**EXERCISE OBJECTIVE:** Every entry here needs to be repeated exactly.

Data records:
********************
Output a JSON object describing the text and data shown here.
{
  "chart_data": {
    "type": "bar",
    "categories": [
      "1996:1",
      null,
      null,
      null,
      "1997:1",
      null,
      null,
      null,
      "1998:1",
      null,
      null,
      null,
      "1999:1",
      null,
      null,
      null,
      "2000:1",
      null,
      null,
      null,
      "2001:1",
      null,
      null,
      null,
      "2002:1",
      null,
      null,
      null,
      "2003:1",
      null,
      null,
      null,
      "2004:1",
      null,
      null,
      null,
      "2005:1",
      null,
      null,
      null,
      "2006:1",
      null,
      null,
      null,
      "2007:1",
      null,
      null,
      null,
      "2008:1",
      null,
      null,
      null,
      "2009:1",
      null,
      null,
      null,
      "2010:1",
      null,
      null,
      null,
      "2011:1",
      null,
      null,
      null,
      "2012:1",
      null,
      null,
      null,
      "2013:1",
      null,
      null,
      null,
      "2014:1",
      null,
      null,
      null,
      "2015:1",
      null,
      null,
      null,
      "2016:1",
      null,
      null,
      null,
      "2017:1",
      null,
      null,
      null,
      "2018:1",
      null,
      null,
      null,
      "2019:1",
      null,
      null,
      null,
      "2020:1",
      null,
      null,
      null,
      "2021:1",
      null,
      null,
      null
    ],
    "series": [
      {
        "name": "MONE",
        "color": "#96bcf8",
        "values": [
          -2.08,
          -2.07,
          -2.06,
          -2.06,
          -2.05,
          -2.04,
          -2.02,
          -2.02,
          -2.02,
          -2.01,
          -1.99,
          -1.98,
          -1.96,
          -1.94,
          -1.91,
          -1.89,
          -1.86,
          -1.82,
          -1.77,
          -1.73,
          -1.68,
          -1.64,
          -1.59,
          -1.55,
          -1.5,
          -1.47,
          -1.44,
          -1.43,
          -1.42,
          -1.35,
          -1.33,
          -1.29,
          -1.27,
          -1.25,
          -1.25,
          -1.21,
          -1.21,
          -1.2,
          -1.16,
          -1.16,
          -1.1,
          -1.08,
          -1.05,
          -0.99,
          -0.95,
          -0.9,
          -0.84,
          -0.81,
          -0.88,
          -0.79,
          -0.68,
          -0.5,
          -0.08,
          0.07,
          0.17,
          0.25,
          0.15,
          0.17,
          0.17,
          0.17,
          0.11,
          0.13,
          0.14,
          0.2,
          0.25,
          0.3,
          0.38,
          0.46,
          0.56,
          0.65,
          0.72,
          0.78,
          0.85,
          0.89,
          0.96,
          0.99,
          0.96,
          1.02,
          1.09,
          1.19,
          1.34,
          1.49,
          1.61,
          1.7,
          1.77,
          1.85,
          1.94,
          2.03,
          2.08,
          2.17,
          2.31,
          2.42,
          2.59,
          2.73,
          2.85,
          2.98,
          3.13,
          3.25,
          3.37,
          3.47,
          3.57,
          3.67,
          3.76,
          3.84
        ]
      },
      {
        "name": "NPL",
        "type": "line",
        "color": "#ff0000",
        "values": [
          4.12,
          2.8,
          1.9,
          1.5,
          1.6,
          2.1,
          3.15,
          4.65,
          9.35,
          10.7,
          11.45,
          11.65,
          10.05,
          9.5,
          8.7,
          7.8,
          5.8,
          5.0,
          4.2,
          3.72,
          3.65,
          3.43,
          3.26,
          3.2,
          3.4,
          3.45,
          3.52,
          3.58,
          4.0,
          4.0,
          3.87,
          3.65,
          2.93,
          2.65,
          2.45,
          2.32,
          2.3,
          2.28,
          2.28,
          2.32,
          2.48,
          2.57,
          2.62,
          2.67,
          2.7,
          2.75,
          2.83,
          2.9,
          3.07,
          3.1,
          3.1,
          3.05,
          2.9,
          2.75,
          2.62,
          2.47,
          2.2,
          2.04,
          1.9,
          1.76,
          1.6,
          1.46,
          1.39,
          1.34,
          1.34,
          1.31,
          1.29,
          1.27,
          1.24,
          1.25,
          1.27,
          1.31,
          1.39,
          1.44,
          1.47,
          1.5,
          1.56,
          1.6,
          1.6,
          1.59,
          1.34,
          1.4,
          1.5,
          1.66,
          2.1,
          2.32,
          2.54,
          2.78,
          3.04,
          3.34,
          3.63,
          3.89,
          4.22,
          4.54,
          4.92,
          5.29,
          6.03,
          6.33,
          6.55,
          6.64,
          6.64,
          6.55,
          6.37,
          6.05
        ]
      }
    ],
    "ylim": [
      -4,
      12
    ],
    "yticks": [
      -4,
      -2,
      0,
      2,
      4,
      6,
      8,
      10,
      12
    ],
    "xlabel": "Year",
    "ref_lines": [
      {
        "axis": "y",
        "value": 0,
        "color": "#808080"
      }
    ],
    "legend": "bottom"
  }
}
********************
**OUTPUT FOR THIS TASK:**
Output a JSON object describing the text and data shown here.
{
  "chart_data": {
    "type": "bar",
    "categories": [
      "1996:1",
      null,
      null,
      null,
      "1997:1",
      null,
      null,
      null,
      "1998:1",
      null,
      null,
      null,
      "1999:1",
      null,
      null,
      null,
      "2000:1",
      null,
      null,
      null,
      "2001:1",
      null,
      null,
      null,
      "2002:1",
      null,
      null,
      null,
      "2003:1",
      null,
      null,
      null,
      "2004:1",
      null,
      null,
      null,
      "2005:1",
      null,
      null,
      null,
      "2006:1",
      null,
      null,
      null,
      "2007:1",
      null,
      null,
      null,
      "2008:1",
      null,
      null,
      null,
      "2009:1",
      null,
      null,
      null,
      "2010:1",
      null,
      null,
      null,
      "2011:1",
      null,
      null,
      null,
      "2012:1",
      null,
      null,
      null,
      "2013:1",
      null,
      null,
      null,
      "2014:1",
      null,
      null,
      null,
      "2015:1",
      null,
      null,
      null,
      "2016:1",
      null,
      null,
      null,
      "2017:1",
      null,
      null,
      null,
      "2018:1",
      null,
      null,
      null,
      "2019:1",
      null,
      null,
      null,
      "2020:1",
      null,
      null,
      null,
      "2021:1",
      null,
      null,
      null
    ],
    "series": [
      {
        "name": "MONE",
        "color": "#96bcf8",
        "values": [
          -2.08,
          -2.07,
          -2.06,
          -2.06,
          -2.05,
          -2.04,
          -2.02,
          -2.02,
          -2.02,
          -2.01,
          -1.99,
          -1.98,
          -1.96,
          -1.94,
          -1.91,
          -1.89,
          -1.86,
          -1.82,
          -1.77,
          -1.73,
          -1.68,
          -1.64,
          -1.59,
          -1.55,
          -1.5,
          -1.47,
          -1.44,
          -1.43,
          -1.42,
          -1.35,
          -1.33,
          -1.29,
          -1.27,
          -1.25,
          -1.25,
          -1.21,
          -1.21,
          -1.2,
          -1.16,
          -1.16,
          -1.1,
          -1.08,
          -1.05,
          -0.99,
          -0.95,
          -0.9,
          -0.84,
          -0.81,
          -0.88,
          -0.79,
          -0.68,
          -0.5,
          -0.08,
          0.07,
          0.17,
          0.25,
          0.15,
          0.17,
          0.17,
          0.17,
          0.11,
          0.13,
          0.14,
          0.2,
          0.25,
          0.3,
          0.38,
          0.46,
          0.56,
          0.65,
          0.72,
          0.78,
          0.85,
          0.89,
          0.96,
          0.99,
          0.96,
          1.02,
          1.09,
          1.19,
          1.34,
          1.49,
          1.61,
          1.7,
          1.77,
          1.85,
          1.94,
          2.03,
          2.08,
          2.17,
          2.31,
          2.42,
          2.59,
          2.73,
          2.85,
          2.98,
          3.13,
          3.25,
          3.37,
          3.47,
          3.57,
          3.67,
          3.76,
          3.84
        ]
      },
      {
        "name": "NPL",
        "type": "line",
        "color": "#ff0000",
        "values": [
          4.12,
          2.8,
          1.9,
          1.5,
          1.6,
          2.1,
          3.15,
          4.65,
          9.35,
          10.7,
          11.45,
          11.65,
          10.05,
          9.5,
          8.7,
          7.8,
          5.8,
          5.0,
          4.2,
          3.72,
          3.65,
          3.43,
          3.26,
          3.2,
          3.4,
          3.45,
          3.52,
          3.58,
          4.0,
          4.0,
          3.87,
          3.65,
          2.93,
          2.65,
          2.45,
          2.32,
          2.3,
          2.28,
          2.28,
          2.32,
          2.48,
          2.57,
          2.62,
          2.67,
          2.7,
          2.75,
          2.83,
          2.9,
          3.07,
          3.1,
          3.1,
          3.05,
          2.9,
          2.75,
          2.62,
          2.47,
          2.2,
          2.04,
          1.9,
          1.76,
          1.6,
          1.46,
          1.39,
          1.34,
          1.34,
          1.31,
          1.29,
          1.27,
          1.24,
          1.25,
          1.27,
          1.31,
          1.39,
          1.44,
          1.47,
          1.5,
          1.56,
          1.6,
          1.6,
          1.59,
          1.34,
          1.4,
          1.5,
          1.66,
          2.1,
          2.32,
          2.54,
          2.78,
          3.04,
          3.34,
          3.63,
          3.89,
          4.22,
          4.54,
          4.92,
          5.29,
          6.03,
          6.33,
          6.55,
          6.64,
          6.64,
          6.55,
          6.37,
          6.05
        ]
      }
    ],
    "ylim": [
      -4,
      12
    ],
    "yticks": [
      -4,
      -2,
      0,
      2,
      4,
      6,
      8,
      10,
      12
    ],
    "xlabel": "Year",
    "ref_lines": [
      {
        "axis": "y",
        "value": 0,
        "color": "#808080"
      }
    ],
    "legend": "bottom"
  }
}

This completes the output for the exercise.